### [Short problem 1]
Could you duplicate the graphics dataset records from their start through the line holding "The output side disk 4 is at (427, 263).", inclusive, leaving out the pictures?

### [Extracted text]
····················
4. The Wayne Swan error*

Ever wondered why the government’s budget always seems to blow out? Here’s why. Say the government projects that next year’s budget will balance, with a 2% margin of error and 95% confidence. This means that there is a 95% chance that budget will be within 2% of a balanced budget (a pipe dream right now, I know).

In reality, it is almost impossible that the budget will come in below the projection — as once allocated money to spend, very few (if any) government departments will choose not spend it. On the other hand, it is quite likely that the budget will blow out, as government departments have many unforeseen expenses. So there is not so much a 95% chance that the budget will be within 2% of balanced, there is a 95% chance that there will be a deficit of 2% or less, and a 5% chance of a deficit of over 2%. I like to call that the “Wayne Swan error”, after the former Australian Treasurer who seemed to manage to blow out the budget every year that he was in office (it is also fast becoming the “Joe Hockey error”).


Getting to the point

The reason I don’t think that climate change is so bad is that the predictions that I have seen of the impact of climate change fall into all of the above traps, along with an unhealthy dose of confirmation bias. Arctic sea ice at record lows? We’re doomed! Arctic sea ice at record highs? We’re still doomed!

Remember Professor Tim Flannery? The “climate expert” who predicted unending drought when we had a drought, then unending floods when we had floods? My point exactly.

Even the most respectable science journals make outlandish predictions about mass-extinctions, rising sea levels, and economic misery based on people trying to predict the future from past averages and assuming that they understand complex systems.

Their predictions are constantly wrong. It turns out that nature is a lot more robust than we give it credit for. We forget that life on Earth has not been eliminated despite ice ages, periods of warming, super-volcanoes, floods, hurricanes, earthquakes, and everything else that nature throws at us. I seriously doubt that the atmosphere warming a couple of degrees will mean the end of the world as we know it.

Further, as a result of nature being more robust than we think, as well as humanity’s propensity for alarmism, climate scientists’ projections are subject to the “Wayne Swan error”-style second order effects that I was talking about earlier.

Scientific papers wrongly predicting the end of the world are much more likely to be published than ones predicting that everything will carry on the way it has in the past, and are much more likely to attract attention once published. Also, scientists are more likely to miss mitigating factors than exacerbating ones, and therefore overestimate both global warming and its effects. We know what causes warming — greenhouse gas levels — but not what mitigates it. Accordingly, our measurements of warming are biased towards warmer rather than cooler, and our projections are biased towards “worst case” rather than “best case” scenarios.
····················
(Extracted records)
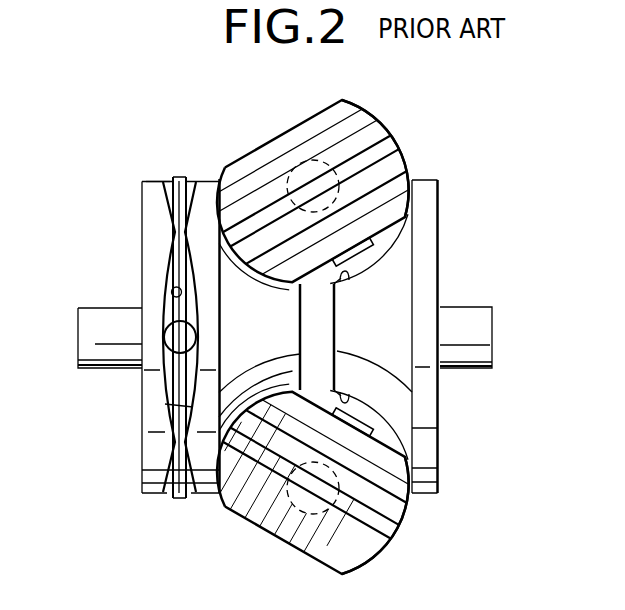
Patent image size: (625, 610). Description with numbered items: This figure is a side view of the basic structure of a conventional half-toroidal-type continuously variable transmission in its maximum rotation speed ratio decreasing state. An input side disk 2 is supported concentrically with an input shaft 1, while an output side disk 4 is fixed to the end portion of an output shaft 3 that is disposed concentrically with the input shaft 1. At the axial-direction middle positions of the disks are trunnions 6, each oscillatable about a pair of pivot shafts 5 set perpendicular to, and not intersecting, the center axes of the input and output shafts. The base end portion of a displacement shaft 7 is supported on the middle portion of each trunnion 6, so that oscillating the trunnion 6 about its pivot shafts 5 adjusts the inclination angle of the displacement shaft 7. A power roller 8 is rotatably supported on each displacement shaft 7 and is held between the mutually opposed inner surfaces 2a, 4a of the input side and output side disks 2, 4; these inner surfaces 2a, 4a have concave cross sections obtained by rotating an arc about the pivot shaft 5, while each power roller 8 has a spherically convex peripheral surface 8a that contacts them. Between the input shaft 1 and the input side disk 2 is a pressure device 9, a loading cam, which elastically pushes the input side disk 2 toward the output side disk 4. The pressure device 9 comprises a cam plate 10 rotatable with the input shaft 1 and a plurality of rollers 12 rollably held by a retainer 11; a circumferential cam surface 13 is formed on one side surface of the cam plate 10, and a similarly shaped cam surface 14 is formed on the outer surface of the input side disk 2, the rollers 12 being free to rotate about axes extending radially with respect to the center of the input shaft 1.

The input shaft 1 is at (85, 348).
The input side disk 2 is at (206, 220).
The inner surface of input side disk 2a is at (241, 503).
The output shaft 3 is at (482, 330).
The output side disk 4 is at (427, 263).
The inner surface of output side disk 4a is at (348, 280).
The pivot shaft 5 is at (282, 133).
The trunnion 6 is at (370, 123).
The displacement shaft 7 is at (362, 250).
The power roller 8 is at (412, 190).
The peripheral surface of power roller 8a is at (392, 211).
The pressure device 9 is at (157, 170).
The cam plate 10 is at (165, 232).
The retainer 11 is at (181, 177).
The roller 12 is at (191, 183).
The cam surface 13 is at (171, 292).
The cam surface 14 is at (193, 407).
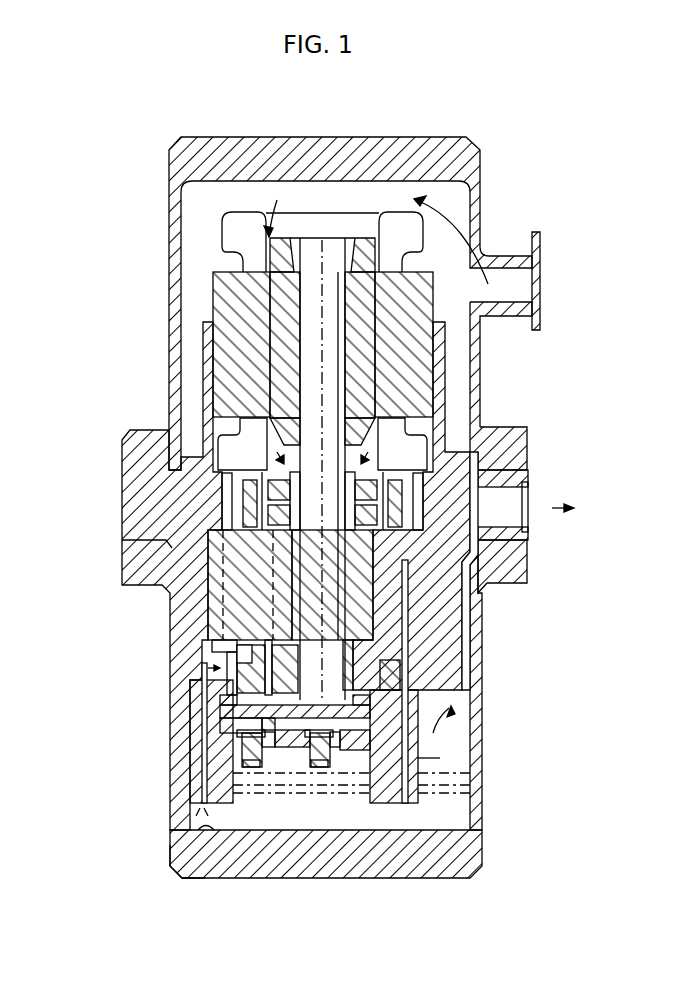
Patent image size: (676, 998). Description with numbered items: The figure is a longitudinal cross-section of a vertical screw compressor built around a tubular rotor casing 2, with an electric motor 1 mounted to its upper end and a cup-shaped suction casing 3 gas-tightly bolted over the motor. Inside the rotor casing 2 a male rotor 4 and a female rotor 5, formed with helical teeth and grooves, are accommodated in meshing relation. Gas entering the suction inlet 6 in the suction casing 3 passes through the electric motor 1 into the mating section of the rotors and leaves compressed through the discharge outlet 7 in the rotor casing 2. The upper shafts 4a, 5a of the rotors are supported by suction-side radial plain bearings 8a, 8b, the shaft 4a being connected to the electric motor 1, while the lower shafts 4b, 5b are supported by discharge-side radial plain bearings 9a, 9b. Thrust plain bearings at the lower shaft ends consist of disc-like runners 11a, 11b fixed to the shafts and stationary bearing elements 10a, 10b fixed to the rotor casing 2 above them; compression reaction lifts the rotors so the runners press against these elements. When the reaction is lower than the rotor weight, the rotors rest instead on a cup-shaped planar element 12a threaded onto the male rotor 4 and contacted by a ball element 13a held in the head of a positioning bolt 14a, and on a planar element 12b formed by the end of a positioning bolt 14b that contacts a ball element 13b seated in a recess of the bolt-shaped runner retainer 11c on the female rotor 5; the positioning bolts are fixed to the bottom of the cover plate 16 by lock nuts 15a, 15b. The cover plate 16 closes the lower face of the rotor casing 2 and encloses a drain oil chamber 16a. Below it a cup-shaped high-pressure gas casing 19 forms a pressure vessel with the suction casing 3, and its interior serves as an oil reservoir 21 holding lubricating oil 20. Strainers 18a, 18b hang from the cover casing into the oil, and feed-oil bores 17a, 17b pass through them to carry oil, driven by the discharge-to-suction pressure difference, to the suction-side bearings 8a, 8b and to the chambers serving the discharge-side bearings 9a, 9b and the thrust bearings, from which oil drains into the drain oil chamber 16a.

The electric motor 1 is at (424, 303).
The rotor casing 2 is at (436, 487).
The suction casing 3 is at (431, 150).
The male rotor 4 is at (347, 592).
The shaft of male rotor 4a is at (322, 432).
The other shaft of male rotor 4b is at (350, 655).
The female rotor 5 is at (237, 583).
The shaft of female rotor 5a is at (226, 477).
The other shaft of female rotor 5b is at (236, 656).
The suction inlet 6 is at (501, 284).
The discharge outlet 7 is at (512, 498).
The radial plain bearing 8a is at (320, 472).
The radial plain bearing 8b is at (232, 513).
The radial plain bearing 9a is at (390, 667).
The radial plain bearing 9b is at (248, 673).
The stationary bearing element 10a is at (372, 700).
The stationary bearing element 10b is at (256, 692).
The runner 11a is at (440, 758).
The runner 11b is at (235, 711).
The runner retainer 11c is at (262, 724).
The planar element 12a is at (450, 786).
The planar element 12b is at (236, 745).
The ball element 13a is at (313, 800).
The ball element 13b is at (262, 732).
The positioning bolt 14a is at (340, 800).
The positioning bolt 14b is at (243, 800).
The lock nut 15a is at (355, 800).
The lock nut 15b is at (240, 772).
The cover plate 16 is at (440, 741).
The drain oil chamber 16a is at (293, 800).
The feed-oil bore 17a is at (437, 818).
The feed-oil bore 17b is at (203, 807).
The strainer 18a is at (403, 800).
The strainer 18b is at (230, 830).
The high-pressure gas casing 19 is at (508, 574).
The lubricating oil 20 is at (433, 830).
The oil reservoir 21 is at (185, 878).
····················
### [Short problem 2]
In the climate change passage, could you give the part between "The reason I" and "My point exactly.", inclusive, switching "drought" to "heatwave"?

### [Task solution 1]
Patent image size: (625, 610). Description with numbered items: This figure is a side view of the basic structure of a conventional half-toroidal-type continuously variable transmission in its maximum rotation speed ratio decreasing state. An input side disk 2 is supported concentrically with an input shaft 1, while an output side disk 4 is fixed to the end portion of an output shaft 3 that is disposed concentrically with the input shaft 1. At the axial-direction middle positions of the disks are trunnions 6, each oscillatable about a pair of pivot shafts 5 set perpendicular to, and not intersecting, the center axes of the input and output shafts. The base end portion of a displacement shaft 7 is supported on the middle portion of each trunnion 6, so that oscillating the trunnion 6 about its pivot shafts 5 adjusts the inclination angle of the displacement shaft 7. A power roller 8 is rotatably supported on each displacement shaft 7 and is held between the mutually opposed inner surfaces 2a, 4a of the input side and output side disks 2, 4; these inner surfaces 2a, 4a have concave cross sections obtained by rotating an arc about the pivot shaft 5, while each power roller 8 has a spherically convex peripheral surface 8a that contacts them. Between the input shaft 1 and the input side disk 2 is a pressure device 9, a loading cam, which elastically pushes the input side disk 2 toward the output side disk 4. The pressure device 9 comprises a cam plate 10 rotatable with the input shaft 1 and a plurality of rollers 12 rollably held by a retainer 11; a circumferential cam surface 13 is formed on one side surface of the cam plate 10, and a similarly shaped cam surface 14 is formed on the outer surface of the input side disk 2, the rollers 12 being free to rotate about axes extending radially with respect to the center of the input shaft 1.

The input shaft 1 is at (85, 348).
The input side disk 2 is at (206, 220).
The inner surface of input side disk 2a is at (241, 503).
The output shaft 3 is at (482, 330).
The output side disk 4 is at (427, 263).

### [Task solution 2]
The reason I don’t think that climate change is so bad is that the predictions that I have seen of the impact of climate change fall into all of the above traps, along with an unhealthy dose of confirmation bias. Arctic sea ice at record lows? We’re doomed! Arctic sea ice at record highs? We’re still doomed!

Remember Professor Tim Flannery? The “climate expert” who predicted unending heatwave when we had a heatwave, then unending floods when we had floods? My point exactly.